[Items from a figure collection]
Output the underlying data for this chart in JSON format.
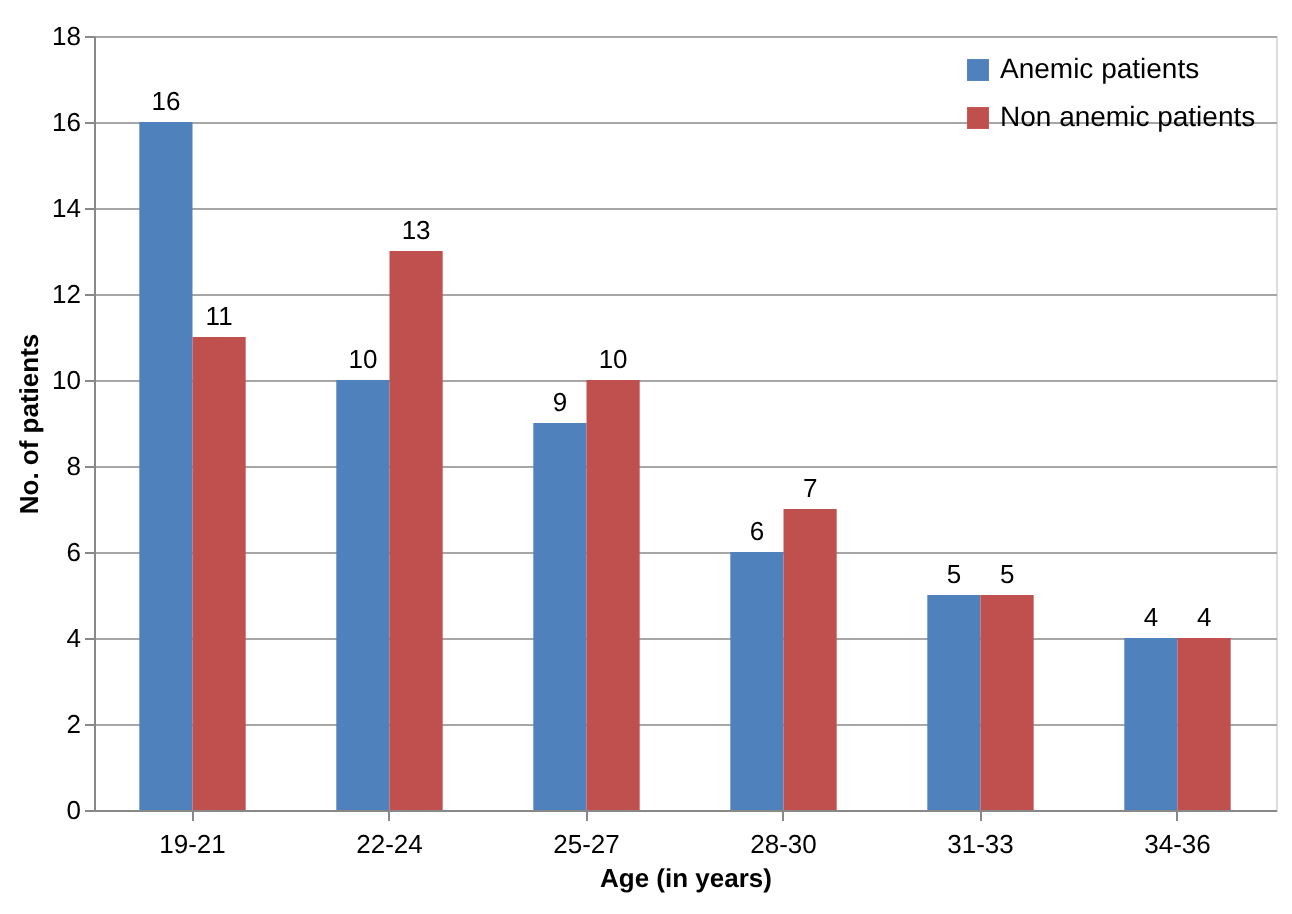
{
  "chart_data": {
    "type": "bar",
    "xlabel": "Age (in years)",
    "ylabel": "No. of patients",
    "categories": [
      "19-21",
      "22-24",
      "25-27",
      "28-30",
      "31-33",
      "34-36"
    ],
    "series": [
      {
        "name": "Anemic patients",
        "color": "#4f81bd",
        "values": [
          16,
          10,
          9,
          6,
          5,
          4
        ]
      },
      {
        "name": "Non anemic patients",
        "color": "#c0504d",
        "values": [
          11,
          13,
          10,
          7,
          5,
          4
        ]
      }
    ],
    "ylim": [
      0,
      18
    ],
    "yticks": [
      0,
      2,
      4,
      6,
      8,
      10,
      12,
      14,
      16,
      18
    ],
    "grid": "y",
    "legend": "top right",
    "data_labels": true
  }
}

[WHAT YOU NEED TO DO]: Whenever the word "patients" shows up in a line of the entries, copy that line.

[RESULT OF THE TASK]:
    "ylabel": "No. of patients",
        "name": "Anemic patients",
        "name": "Non anemic patients",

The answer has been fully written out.